## Your task
In the listing below, locate the lines that hold the string "Matched". Copy those lines.

Records excerpted from a collection
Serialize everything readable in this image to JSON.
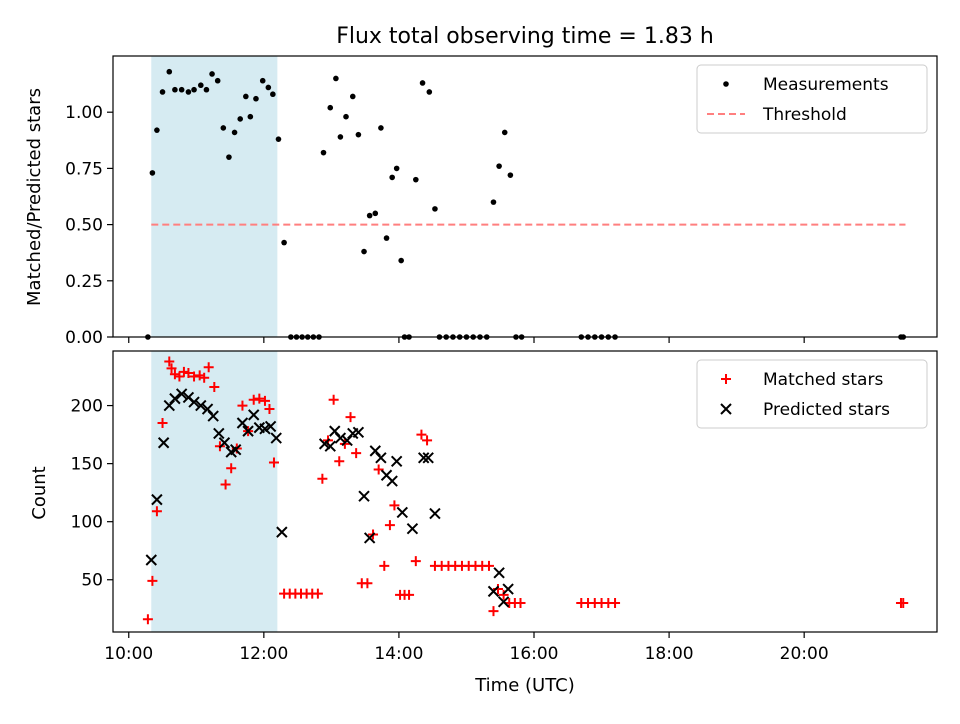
{
  "chart_data": [
    {
      "type": "scatter",
      "title": "Flux total observing time = 1.83 h",
      "xlabel": "",
      "ylabel": "Matched/Predicted stars",
      "xlim": [
        "09:46",
        "21:58"
      ],
      "ylim": [
        0,
        1.25
      ],
      "yticks": [
        "0.00",
        "0.25",
        "0.50",
        "0.75",
        "1.00"
      ],
      "legend_position": "top-right",
      "shaded_interval": [
        "10:20",
        "12:12"
      ],
      "shade_color": "#add8e6",
      "series": [
        {
          "name": "Measurements",
          "marker": "dot",
          "color": "#000000",
          "points": [
            [
              "10:17",
              0
            ],
            [
              "10:21",
              0.73
            ],
            [
              "10:25",
              0.92
            ],
            [
              "10:30",
              1.09
            ],
            [
              "10:36",
              1.18
            ],
            [
              "10:41",
              1.1
            ],
            [
              "10:47",
              1.1
            ],
            [
              "10:53",
              1.09
            ],
            [
              "10:58",
              1.1
            ],
            [
              "11:04",
              1.12
            ],
            [
              "11:09",
              1.1
            ],
            [
              "11:14",
              1.17
            ],
            [
              "11:19",
              1.14
            ],
            [
              "11:24",
              0.93
            ],
            [
              "11:29",
              0.8
            ],
            [
              "11:34",
              0.91
            ],
            [
              "11:39",
              0.97
            ],
            [
              "11:44",
              1.07
            ],
            [
              "11:48",
              0.98
            ],
            [
              "11:53",
              1.06
            ],
            [
              "11:59",
              1.14
            ],
            [
              "12:04",
              1.11
            ],
            [
              "12:08",
              1.08
            ],
            [
              "12:13",
              0.88
            ],
            [
              "12:18",
              0.42
            ],
            [
              "12:24",
              0
            ],
            [
              "12:29",
              0
            ],
            [
              "12:34",
              0
            ],
            [
              "12:39",
              0
            ],
            [
              "12:44",
              0
            ],
            [
              "12:49",
              0
            ],
            [
              "12:53",
              0.82
            ],
            [
              "12:59",
              1.02
            ],
            [
              "13:04",
              1.15
            ],
            [
              "13:08",
              0.89
            ],
            [
              "13:13",
              0.98
            ],
            [
              "13:19",
              1.07
            ],
            [
              "13:24",
              0.9
            ],
            [
              "13:29",
              0.38
            ],
            [
              "13:34",
              0.54
            ],
            [
              "13:39",
              0.55
            ],
            [
              "13:44",
              0.93
            ],
            [
              "13:49",
              0.44
            ],
            [
              "13:54",
              0.71
            ],
            [
              "13:58",
              0.75
            ],
            [
              "14:02",
              0.34
            ],
            [
              "14:05",
              0
            ],
            [
              "14:09",
              0
            ],
            [
              "14:15",
              0.7
            ],
            [
              "14:21",
              1.13
            ],
            [
              "14:27",
              1.09
            ],
            [
              "14:32",
              0.57
            ],
            [
              "14:36",
              0
            ],
            [
              "14:42",
              0
            ],
            [
              "14:48",
              0
            ],
            [
              "14:54",
              0
            ],
            [
              "15:00",
              0
            ],
            [
              "15:06",
              0
            ],
            [
              "15:12",
              0
            ],
            [
              "15:18",
              0
            ],
            [
              "15:24",
              0.6
            ],
            [
              "15:29",
              0.76
            ],
            [
              "15:34",
              0.91
            ],
            [
              "15:39",
              0.72
            ],
            [
              "15:44",
              0
            ],
            [
              "15:49",
              0
            ],
            [
              "16:42",
              0
            ],
            [
              "16:48",
              0
            ],
            [
              "16:54",
              0
            ],
            [
              "17:00",
              0
            ],
            [
              "17:06",
              0
            ],
            [
              "17:12",
              0
            ],
            [
              "21:26",
              0
            ],
            [
              "21:28",
              0
            ]
          ]
        },
        {
          "name": "Threshold",
          "style": "dashed",
          "color": "#ff7f7f",
          "points": [
            [
              "10:20",
              0.5
            ],
            [
              "21:30",
              0.5
            ]
          ]
        }
      ]
    },
    {
      "type": "scatter",
      "title": "",
      "xlabel": "Time (UTC)",
      "ylabel": "Count",
      "xlim": [
        "09:46",
        "21:58"
      ],
      "ylim": [
        5,
        247
      ],
      "yticks": [
        "50",
        "100",
        "150",
        "200"
      ],
      "xticks": [
        "10:00",
        "12:00",
        "14:00",
        "16:00",
        "18:00",
        "20:00"
      ],
      "legend_position": "top-right",
      "shaded_interval": [
        "10:20",
        "12:12"
      ],
      "shade_color": "#add8e6",
      "series": [
        {
          "name": "Matched stars",
          "marker": "plus",
          "color": "#ff0000",
          "points": [
            [
              "10:17",
              16
            ],
            [
              "10:21",
              49
            ],
            [
              "10:25",
              109
            ],
            [
              "10:30",
              185
            ],
            [
              "10:36",
              238
            ],
            [
              "10:38",
              232
            ],
            [
              "10:41",
              227
            ],
            [
              "10:45",
              225
            ],
            [
              "10:49",
              229
            ],
            [
              "10:53",
              228
            ],
            [
              "10:58",
              225
            ],
            [
              "11:03",
              226
            ],
            [
              "11:07",
              224
            ],
            [
              "11:11",
              233
            ],
            [
              "11:16",
              216
            ],
            [
              "11:21",
              165
            ],
            [
              "11:26",
              132
            ],
            [
              "11:31",
              146
            ],
            [
              "11:36",
              163
            ],
            [
              "11:41",
              200
            ],
            [
              "11:46",
              178
            ],
            [
              "11:51",
              205
            ],
            [
              "11:56",
              206
            ],
            [
              "12:01",
              204
            ],
            [
              "12:05",
              197
            ],
            [
              "12:09",
              151
            ],
            [
              "12:18",
              38
            ],
            [
              "12:23",
              38
            ],
            [
              "12:28",
              38
            ],
            [
              "12:33",
              38
            ],
            [
              "12:38",
              38
            ],
            [
              "12:43",
              38
            ],
            [
              "12:48",
              38
            ],
            [
              "12:52",
              137
            ],
            [
              "12:57",
              170
            ],
            [
              "13:02",
              205
            ],
            [
              "13:07",
              152
            ],
            [
              "13:12",
              167
            ],
            [
              "13:17",
              190
            ],
            [
              "13:22",
              159
            ],
            [
              "13:27",
              47
            ],
            [
              "13:32",
              47
            ],
            [
              "13:37",
              89
            ],
            [
              "13:42",
              145
            ],
            [
              "13:47",
              62
            ],
            [
              "13:52",
              97
            ],
            [
              "13:56",
              114
            ],
            [
              "14:01",
              37
            ],
            [
              "14:05",
              37
            ],
            [
              "14:09",
              37
            ],
            [
              "14:15",
              66
            ],
            [
              "14:20",
              175
            ],
            [
              "14:25",
              170
            ],
            [
              "14:32",
              62
            ],
            [
              "14:38",
              62
            ],
            [
              "14:44",
              62
            ],
            [
              "14:50",
              62
            ],
            [
              "14:56",
              62
            ],
            [
              "15:02",
              62
            ],
            [
              "15:08",
              62
            ],
            [
              "15:14",
              62
            ],
            [
              "15:20",
              62
            ],
            [
              "15:24",
              23
            ],
            [
              "15:28",
              42
            ],
            [
              "15:33",
              37
            ],
            [
              "15:38",
              30
            ],
            [
              "15:43",
              30
            ],
            [
              "15:48",
              30
            ],
            [
              "16:42",
              30
            ],
            [
              "16:48",
              30
            ],
            [
              "16:54",
              30
            ],
            [
              "17:00",
              30
            ],
            [
              "17:06",
              30
            ],
            [
              "17:12",
              30
            ],
            [
              "21:26",
              30
            ],
            [
              "21:28",
              30
            ]
          ]
        },
        {
          "name": "Predicted stars",
          "marker": "x",
          "color": "#000000",
          "points": [
            [
              "10:20",
              67
            ],
            [
              "10:25",
              119
            ],
            [
              "10:31",
              168
            ],
            [
              "10:36",
              200
            ],
            [
              "10:41",
              206
            ],
            [
              "10:47",
              210
            ],
            [
              "10:53",
              207
            ],
            [
              "10:58",
              203
            ],
            [
              "11:04",
              200
            ],
            [
              "11:10",
              197
            ],
            [
              "11:15",
              191
            ],
            [
              "11:20",
              176
            ],
            [
              "11:25",
              168
            ],
            [
              "11:31",
              160
            ],
            [
              "11:35",
              162
            ],
            [
              "11:41",
              185
            ],
            [
              "11:46",
              178
            ],
            [
              "11:51",
              192
            ],
            [
              "11:56",
              181
            ],
            [
              "12:01",
              180
            ],
            [
              "12:06",
              182
            ],
            [
              "12:11",
              172
            ],
            [
              "12:16",
              91
            ],
            [
              "12:54",
              167
            ],
            [
              "12:59",
              165
            ],
            [
              "13:03",
              178
            ],
            [
              "13:08",
              172
            ],
            [
              "13:14",
              170
            ],
            [
              "13:19",
              176
            ],
            [
              "13:24",
              177
            ],
            [
              "13:29",
              122
            ],
            [
              "13:34",
              86
            ],
            [
              "13:39",
              161
            ],
            [
              "13:44",
              155
            ],
            [
              "13:49",
              140
            ],
            [
              "13:54",
              135
            ],
            [
              "13:58",
              152
            ],
            [
              "14:03",
              108
            ],
            [
              "14:12",
              94
            ],
            [
              "14:22",
              155
            ],
            [
              "14:26",
              155
            ],
            [
              "14:32",
              107
            ],
            [
              "15:24",
              40
            ],
            [
              "15:29",
              56
            ],
            [
              "15:33",
              31
            ],
            [
              "15:37",
              42
            ]
          ]
        }
      ]
    }
  ]
}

## Exercise result
      "ylabel": "Matched/Predicted stars",
          "name": "Matched stars",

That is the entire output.